The broader market breadth is positive as advances are more than declines. About 125 stocks hit a new 52-week high, and 87 stocks traded in the upper circuit. HDFC Bank, Reliance, and Mazdock were the top trading counters today in terms of value.

The Nifty closed positively for the third successive week. It gained 350.65 points or 1.77 per cent last week. The Nifty closed above the psychological level of 20,000 for three consecutive days and registered an all-time high. The 999-point rally in the last 11 days is an impulsive one. This over-80-degree rally may enter into a counter-consolidation. The Bollinger band expanded to the maximum. The index moved too far away from the 20DMA. The index has formed a small body candle for the second, and the price pattern looks like a spinning top or an Evening Star. The volume was highest in this 11-day rally.

(Element placement data)
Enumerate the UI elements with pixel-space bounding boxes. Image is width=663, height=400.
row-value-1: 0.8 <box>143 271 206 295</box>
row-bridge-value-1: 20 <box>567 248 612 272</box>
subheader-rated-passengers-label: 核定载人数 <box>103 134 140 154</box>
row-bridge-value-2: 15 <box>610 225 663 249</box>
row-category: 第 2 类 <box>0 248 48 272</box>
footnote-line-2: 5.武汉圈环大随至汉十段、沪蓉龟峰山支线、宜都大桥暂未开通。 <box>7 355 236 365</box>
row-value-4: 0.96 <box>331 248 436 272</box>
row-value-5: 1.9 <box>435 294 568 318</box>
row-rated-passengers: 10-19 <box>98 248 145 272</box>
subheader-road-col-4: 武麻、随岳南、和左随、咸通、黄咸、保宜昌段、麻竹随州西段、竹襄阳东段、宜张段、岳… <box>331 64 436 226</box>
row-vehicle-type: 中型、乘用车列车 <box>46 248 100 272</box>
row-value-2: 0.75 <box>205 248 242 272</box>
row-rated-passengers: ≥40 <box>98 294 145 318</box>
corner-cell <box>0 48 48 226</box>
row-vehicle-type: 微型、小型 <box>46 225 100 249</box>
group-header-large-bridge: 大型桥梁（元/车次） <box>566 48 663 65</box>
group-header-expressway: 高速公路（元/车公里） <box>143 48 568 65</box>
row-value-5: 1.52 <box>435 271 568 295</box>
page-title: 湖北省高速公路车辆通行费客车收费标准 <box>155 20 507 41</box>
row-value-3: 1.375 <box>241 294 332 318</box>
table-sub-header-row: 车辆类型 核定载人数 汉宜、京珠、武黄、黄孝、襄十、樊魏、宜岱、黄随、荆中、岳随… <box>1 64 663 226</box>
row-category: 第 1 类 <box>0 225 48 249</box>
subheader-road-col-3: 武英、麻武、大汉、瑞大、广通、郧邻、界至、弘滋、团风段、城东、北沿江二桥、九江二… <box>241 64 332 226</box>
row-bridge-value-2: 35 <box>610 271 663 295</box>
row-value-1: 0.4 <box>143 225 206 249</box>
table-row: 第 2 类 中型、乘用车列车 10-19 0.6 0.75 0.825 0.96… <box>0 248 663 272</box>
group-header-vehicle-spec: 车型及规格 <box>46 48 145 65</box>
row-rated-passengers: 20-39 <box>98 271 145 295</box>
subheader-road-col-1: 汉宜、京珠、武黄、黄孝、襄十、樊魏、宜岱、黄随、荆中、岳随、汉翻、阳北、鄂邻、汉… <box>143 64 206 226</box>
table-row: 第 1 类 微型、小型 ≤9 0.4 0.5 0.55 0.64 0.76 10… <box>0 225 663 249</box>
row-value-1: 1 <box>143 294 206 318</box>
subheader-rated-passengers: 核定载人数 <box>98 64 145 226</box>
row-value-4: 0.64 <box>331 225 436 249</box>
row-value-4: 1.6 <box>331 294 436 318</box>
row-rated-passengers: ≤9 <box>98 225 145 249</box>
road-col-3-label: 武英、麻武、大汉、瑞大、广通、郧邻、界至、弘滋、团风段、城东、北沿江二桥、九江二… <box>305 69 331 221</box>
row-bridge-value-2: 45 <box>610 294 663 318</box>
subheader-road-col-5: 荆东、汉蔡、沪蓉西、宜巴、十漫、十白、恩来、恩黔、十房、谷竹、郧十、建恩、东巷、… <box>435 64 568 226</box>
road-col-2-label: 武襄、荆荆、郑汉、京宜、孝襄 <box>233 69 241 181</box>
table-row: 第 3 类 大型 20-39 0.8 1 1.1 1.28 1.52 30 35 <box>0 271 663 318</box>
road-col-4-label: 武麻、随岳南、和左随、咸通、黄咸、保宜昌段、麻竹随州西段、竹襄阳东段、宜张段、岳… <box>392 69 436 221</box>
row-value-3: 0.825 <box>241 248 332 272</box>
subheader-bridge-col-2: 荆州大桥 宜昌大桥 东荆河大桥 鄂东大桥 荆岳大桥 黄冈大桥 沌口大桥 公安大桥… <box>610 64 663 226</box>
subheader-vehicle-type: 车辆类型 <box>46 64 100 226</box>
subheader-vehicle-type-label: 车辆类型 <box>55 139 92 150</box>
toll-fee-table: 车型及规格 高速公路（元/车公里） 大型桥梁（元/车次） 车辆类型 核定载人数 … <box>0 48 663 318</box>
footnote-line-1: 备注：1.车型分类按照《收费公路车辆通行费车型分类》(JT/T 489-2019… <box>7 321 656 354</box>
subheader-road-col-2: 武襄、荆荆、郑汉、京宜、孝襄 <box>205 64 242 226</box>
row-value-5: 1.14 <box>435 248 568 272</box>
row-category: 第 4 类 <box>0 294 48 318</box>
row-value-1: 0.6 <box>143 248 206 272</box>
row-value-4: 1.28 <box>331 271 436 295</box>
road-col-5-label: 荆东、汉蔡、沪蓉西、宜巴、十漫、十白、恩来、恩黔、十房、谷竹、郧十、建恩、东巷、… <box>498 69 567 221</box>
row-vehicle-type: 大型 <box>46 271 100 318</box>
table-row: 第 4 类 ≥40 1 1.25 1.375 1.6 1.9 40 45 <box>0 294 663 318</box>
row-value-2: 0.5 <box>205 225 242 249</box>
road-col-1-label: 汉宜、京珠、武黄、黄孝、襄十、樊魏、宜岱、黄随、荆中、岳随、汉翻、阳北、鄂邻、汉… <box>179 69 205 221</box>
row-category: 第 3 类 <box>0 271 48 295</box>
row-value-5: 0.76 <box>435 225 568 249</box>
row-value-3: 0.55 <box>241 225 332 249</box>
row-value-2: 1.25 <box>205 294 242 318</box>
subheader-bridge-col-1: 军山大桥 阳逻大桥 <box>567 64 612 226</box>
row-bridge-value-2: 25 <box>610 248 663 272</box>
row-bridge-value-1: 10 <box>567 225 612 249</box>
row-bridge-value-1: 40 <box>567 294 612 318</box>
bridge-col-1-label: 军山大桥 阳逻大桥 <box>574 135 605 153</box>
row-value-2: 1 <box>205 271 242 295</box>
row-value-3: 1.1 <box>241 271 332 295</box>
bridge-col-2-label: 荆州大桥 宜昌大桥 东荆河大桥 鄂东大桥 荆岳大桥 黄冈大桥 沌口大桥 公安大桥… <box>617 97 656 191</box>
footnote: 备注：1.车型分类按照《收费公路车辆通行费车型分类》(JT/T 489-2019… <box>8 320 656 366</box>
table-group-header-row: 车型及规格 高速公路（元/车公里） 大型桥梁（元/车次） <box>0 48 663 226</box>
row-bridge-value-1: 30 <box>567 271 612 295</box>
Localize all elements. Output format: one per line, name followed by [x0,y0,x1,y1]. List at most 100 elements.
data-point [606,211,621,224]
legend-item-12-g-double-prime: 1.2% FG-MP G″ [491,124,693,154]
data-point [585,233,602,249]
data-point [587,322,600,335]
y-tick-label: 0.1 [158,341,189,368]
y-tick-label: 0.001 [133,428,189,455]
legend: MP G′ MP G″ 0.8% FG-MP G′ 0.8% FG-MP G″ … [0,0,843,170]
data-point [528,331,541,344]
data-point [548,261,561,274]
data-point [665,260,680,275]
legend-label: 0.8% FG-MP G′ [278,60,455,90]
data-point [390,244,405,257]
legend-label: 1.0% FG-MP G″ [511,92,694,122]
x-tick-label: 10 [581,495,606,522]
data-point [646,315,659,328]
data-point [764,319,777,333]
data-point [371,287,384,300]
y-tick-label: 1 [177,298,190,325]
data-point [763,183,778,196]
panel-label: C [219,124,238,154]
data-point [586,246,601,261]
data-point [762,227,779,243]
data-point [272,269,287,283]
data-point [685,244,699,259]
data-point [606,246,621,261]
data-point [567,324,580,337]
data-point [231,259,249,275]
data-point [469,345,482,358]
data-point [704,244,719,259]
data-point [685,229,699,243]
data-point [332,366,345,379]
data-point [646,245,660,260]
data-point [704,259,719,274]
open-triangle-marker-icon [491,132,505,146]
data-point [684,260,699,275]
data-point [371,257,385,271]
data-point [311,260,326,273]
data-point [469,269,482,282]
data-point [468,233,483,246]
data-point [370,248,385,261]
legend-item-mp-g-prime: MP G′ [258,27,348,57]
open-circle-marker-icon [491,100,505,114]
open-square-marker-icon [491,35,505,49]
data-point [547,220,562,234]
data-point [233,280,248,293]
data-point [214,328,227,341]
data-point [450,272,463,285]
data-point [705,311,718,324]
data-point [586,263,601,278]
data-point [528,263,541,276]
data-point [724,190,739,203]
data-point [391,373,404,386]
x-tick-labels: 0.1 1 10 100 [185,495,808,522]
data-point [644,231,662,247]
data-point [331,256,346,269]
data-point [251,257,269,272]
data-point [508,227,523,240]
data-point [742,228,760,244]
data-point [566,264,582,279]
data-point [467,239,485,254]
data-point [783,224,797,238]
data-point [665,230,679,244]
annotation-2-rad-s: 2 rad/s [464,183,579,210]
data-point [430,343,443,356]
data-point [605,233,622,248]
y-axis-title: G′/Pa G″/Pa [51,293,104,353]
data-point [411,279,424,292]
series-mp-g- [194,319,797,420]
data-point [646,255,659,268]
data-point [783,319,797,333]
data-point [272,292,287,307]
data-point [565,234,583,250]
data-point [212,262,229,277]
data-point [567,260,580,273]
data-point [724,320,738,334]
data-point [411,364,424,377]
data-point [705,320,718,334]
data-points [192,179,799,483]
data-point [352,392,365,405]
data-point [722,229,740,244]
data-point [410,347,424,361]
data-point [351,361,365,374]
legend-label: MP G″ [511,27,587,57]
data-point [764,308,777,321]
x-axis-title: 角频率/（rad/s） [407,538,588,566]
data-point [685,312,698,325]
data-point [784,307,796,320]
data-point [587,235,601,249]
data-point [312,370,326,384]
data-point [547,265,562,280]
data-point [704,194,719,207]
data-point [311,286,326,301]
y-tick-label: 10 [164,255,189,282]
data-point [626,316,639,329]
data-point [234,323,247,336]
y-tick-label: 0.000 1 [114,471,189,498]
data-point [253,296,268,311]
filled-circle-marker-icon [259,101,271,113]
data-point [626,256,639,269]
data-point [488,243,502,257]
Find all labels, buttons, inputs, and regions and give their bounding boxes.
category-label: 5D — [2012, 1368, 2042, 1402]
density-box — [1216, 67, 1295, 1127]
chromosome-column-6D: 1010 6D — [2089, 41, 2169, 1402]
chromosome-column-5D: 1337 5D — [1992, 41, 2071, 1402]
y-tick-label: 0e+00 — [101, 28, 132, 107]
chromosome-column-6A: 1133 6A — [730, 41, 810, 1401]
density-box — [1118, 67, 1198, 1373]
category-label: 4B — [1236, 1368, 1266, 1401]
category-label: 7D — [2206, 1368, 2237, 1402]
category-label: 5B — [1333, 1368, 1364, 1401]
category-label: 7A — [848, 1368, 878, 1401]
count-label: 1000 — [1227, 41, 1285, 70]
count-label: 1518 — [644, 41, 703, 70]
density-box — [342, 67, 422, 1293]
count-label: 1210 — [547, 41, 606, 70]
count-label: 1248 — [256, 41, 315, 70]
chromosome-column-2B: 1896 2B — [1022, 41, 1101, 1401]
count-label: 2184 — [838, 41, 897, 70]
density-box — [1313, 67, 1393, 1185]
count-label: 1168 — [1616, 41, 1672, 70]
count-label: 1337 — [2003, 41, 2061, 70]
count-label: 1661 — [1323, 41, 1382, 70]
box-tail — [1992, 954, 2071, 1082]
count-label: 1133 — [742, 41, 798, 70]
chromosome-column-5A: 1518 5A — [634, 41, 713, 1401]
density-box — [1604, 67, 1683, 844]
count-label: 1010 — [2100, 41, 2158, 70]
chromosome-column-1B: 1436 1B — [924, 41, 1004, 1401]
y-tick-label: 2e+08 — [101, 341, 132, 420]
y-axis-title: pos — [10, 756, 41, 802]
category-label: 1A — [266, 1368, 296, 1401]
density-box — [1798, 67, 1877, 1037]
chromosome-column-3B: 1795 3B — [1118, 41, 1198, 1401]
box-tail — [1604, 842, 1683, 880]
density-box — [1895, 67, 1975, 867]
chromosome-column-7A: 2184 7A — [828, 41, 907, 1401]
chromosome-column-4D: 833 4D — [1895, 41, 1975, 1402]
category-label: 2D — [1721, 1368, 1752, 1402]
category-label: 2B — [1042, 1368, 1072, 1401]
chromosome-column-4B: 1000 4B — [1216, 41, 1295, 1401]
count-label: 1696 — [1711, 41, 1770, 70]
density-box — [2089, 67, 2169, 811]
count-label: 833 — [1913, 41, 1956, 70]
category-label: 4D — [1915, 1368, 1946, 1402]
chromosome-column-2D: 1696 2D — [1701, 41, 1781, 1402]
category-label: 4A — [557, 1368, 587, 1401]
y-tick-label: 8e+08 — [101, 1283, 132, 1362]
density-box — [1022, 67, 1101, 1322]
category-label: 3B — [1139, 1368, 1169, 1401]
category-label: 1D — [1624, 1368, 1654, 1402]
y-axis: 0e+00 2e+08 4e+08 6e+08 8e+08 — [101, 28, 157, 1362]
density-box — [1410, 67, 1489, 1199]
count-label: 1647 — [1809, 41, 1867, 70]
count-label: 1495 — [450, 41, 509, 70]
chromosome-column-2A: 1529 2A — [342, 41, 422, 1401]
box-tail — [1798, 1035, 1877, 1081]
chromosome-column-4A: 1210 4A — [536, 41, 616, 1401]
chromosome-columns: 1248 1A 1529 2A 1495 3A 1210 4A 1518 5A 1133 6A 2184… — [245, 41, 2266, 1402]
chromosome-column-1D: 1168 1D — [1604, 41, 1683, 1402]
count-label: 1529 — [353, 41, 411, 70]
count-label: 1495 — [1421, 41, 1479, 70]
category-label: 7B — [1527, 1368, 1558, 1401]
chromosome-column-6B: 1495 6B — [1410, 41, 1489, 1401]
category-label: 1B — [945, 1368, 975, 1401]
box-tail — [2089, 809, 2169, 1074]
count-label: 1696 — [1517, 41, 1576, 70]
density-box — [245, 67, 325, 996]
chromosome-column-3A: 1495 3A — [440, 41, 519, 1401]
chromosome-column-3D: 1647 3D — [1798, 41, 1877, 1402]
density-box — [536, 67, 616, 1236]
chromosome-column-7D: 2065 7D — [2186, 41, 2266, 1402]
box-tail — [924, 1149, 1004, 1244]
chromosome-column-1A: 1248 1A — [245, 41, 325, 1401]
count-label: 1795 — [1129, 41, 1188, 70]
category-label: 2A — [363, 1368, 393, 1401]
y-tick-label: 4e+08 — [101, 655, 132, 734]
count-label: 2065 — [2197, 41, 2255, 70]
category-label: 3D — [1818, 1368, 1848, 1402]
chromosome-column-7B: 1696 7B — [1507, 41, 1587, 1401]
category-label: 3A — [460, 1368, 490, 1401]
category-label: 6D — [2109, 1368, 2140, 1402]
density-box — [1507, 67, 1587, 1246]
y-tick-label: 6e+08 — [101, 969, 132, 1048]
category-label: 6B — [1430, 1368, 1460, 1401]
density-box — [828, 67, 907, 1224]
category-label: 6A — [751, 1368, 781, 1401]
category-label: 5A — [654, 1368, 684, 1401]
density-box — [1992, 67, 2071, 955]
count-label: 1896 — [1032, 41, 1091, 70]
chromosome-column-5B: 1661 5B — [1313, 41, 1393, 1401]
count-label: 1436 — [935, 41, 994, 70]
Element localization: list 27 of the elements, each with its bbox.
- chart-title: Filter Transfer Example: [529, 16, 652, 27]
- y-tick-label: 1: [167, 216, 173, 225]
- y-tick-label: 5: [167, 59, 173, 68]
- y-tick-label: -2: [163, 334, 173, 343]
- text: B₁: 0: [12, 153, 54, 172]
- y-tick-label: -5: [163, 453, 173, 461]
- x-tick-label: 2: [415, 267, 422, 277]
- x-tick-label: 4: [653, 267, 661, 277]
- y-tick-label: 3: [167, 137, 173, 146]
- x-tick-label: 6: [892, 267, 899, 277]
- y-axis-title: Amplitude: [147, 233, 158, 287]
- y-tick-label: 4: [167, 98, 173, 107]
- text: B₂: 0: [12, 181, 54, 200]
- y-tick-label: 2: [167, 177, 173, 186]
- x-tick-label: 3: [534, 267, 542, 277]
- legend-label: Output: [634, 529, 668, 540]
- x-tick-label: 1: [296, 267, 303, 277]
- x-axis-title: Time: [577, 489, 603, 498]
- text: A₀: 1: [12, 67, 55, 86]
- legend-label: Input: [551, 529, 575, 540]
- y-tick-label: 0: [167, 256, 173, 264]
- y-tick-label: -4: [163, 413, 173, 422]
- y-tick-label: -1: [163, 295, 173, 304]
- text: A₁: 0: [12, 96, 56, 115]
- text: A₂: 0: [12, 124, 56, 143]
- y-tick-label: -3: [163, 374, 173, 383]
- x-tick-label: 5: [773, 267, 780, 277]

■ Exercise requirements
1 > Translate this sentence from the market commentary into Spanish: "The Nifty closed positively for the third successive week."
2 > From the market commentary, extract the passage starting at "The broader market" and ending at "this 11-day rally.".
Please rely only on the market commentary and ignore the data.

■ Results of the exercise
1 > El Nifty cerró en positivo por tercera semana consecutiva.

2 >
The broader market breadth is positive as advances are more than declines. About 125 stocks hit a new 52-week high, and 87 stocks traded in the upper circuit. HDFC Bank, Reliance, and Mazdock were the top trading counters today in terms of value.

The Nifty closed positively for the third successive week. It gained 350.65 points or 1.77 per cent last week. The Nifty closed above the psychological level of 20,000 for three consecutive days and registered an all-time high. The 999-point rally in the last 11 days is an impulsive one. This over-80-degree rally may enter into a counter-consolidation. The Bollinger band expanded to the maximum. The index moved too far away from the 20DMA. The index has formed a small body candle for the second, and the price pattern looks like a spinning top or an Evening Star. The volume was highest in this 11-day rally.